┌─ Given data

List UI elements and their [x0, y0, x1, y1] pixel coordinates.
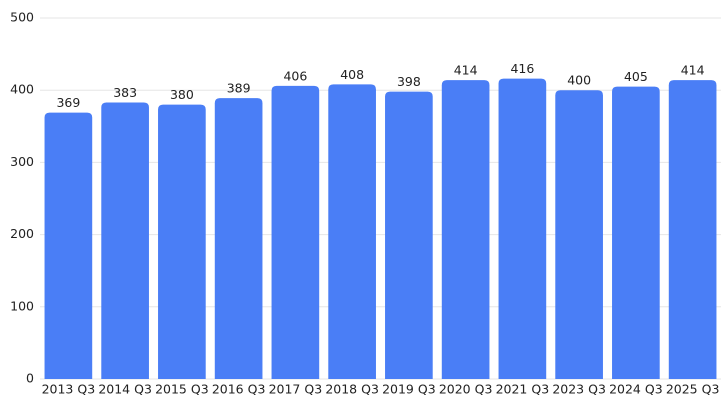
bar [385, 91, 433, 380]
bar [555, 90, 603, 379]
y-tick-label: 400 [10, 82, 34, 97]
x-tick-label: 2013 Q3 [42, 382, 96, 397]
x-tick-label: 2024 Q3 [609, 382, 663, 397]
value-label: 406 [283, 68, 307, 83]
value-label: 380 [170, 87, 194, 102]
value-label: 408 [340, 67, 364, 82]
x-tick-label: 2021 Q3 [496, 382, 550, 397]
bar [498, 78, 547, 379]
y-tick-label: 500 [10, 10, 34, 25]
value-label: 414 [681, 63, 705, 78]
bar [328, 84, 376, 379]
bar [441, 80, 490, 379]
y-tick-label: 0 [26, 371, 34, 386]
value-label: 400 [567, 73, 591, 88]
x-tick-label: 2014 Q3 [98, 382, 152, 397]
value-label: 414 [454, 63, 478, 78]
x-tick-label: 2020 Q3 [439, 382, 493, 397]
x-tick-label: 2017 Q3 [269, 382, 323, 397]
x-tick-label: 2019 Q3 [382, 382, 436, 397]
bar [44, 112, 93, 379]
x-tick-label: 2015 Q3 [155, 382, 209, 397]
x-tick-label: 2016 Q3 [212, 382, 266, 397]
bar [271, 85, 320, 380]
value-label: 416 [510, 61, 534, 76]
y-tick-label: 100 [10, 298, 34, 313]
value-label: 383 [113, 85, 137, 100]
value-label: 398 [397, 74, 421, 89]
value-label: 405 [624, 69, 648, 84]
bar [668, 80, 717, 379]
x-tick-label: 2018 Q3 [325, 382, 379, 397]
bar [214, 98, 263, 379]
value-label: 369 [56, 95, 80, 110]
value-label: 389 [227, 81, 251, 96]
bar [612, 86, 660, 379]
x-tick-label: 2025 Q3 [666, 382, 720, 397]
y-tick-label: 200 [10, 226, 34, 241]
bar [158, 104, 206, 379]
bar [101, 102, 149, 379]
y-tick-label: 300 [10, 154, 34, 169]
x-tick-label: 2023 Q3 [552, 382, 606, 397]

└─

**Written request:** Copy every line of the saved entries above word for word, omitting the pictures.

**Task solution:**
List UI elements and their [x0, y0, x1, y1] pixel coordinates.
bar [385, 91, 433, 380]
bar [555, 90, 603, 379]
y-tick-label: 400 [10, 82, 34, 97]
x-tick-label: 2013 Q3 [42, 382, 96, 397]
x-tick-label: 2024 Q3 [609, 382, 663, 397]
value-label: 406 [283, 68, 307, 83]
value-label: 380 [170, 87, 194, 102]
value-label: 408 [340, 67, 364, 82]
x-tick-label: 2021 Q3 [496, 382, 550, 397]
bar [498, 78, 547, 379]
y-tick-label: 500 [10, 10, 34, 25]
value-label: 414 [681, 63, 705, 78]
bar [328, 84, 376, 379]
bar [441, 80, 490, 379]
y-tick-label: 0 [26, 371, 34, 386]
value-label: 400 [567, 73, 591, 88]
x-tick-label: 2014 Q3 [98, 382, 152, 397]
value-label: 414 [454, 63, 478, 78]
x-tick-label: 2020 Q3 [439, 382, 493, 397]
x-tick-label: 2017 Q3 [269, 382, 323, 397]
x-tick-label: 2019 Q3 [382, 382, 436, 397]
bar [44, 112, 93, 379]
x-tick-label: 2015 Q3 [155, 382, 209, 397]
x-tick-label: 2016 Q3 [212, 382, 266, 397]
bar [271, 85, 320, 380]
value-label: 416 [510, 61, 534, 76]
y-tick-label: 100 [10, 298, 34, 313]
value-label: 383 [113, 85, 137, 100]
value-label: 398 [397, 74, 421, 89]
value-label: 405 [624, 69, 648, 84]
bar [668, 80, 717, 379]
x-tick-label: 2018 Q3 [325, 382, 379, 397]
bar [214, 98, 263, 379]
value-label: 369 [56, 95, 80, 110]
value-label: 389 [227, 81, 251, 96]
bar [612, 86, 660, 379]
x-tick-label: 2025 Q3 [666, 382, 720, 397]
y-tick-label: 200 [10, 226, 34, 241]
bar [158, 104, 206, 379]
bar [101, 102, 149, 379]
y-tick-label: 300 [10, 154, 34, 169]
x-tick-label: 2023 Q3 [552, 382, 606, 397]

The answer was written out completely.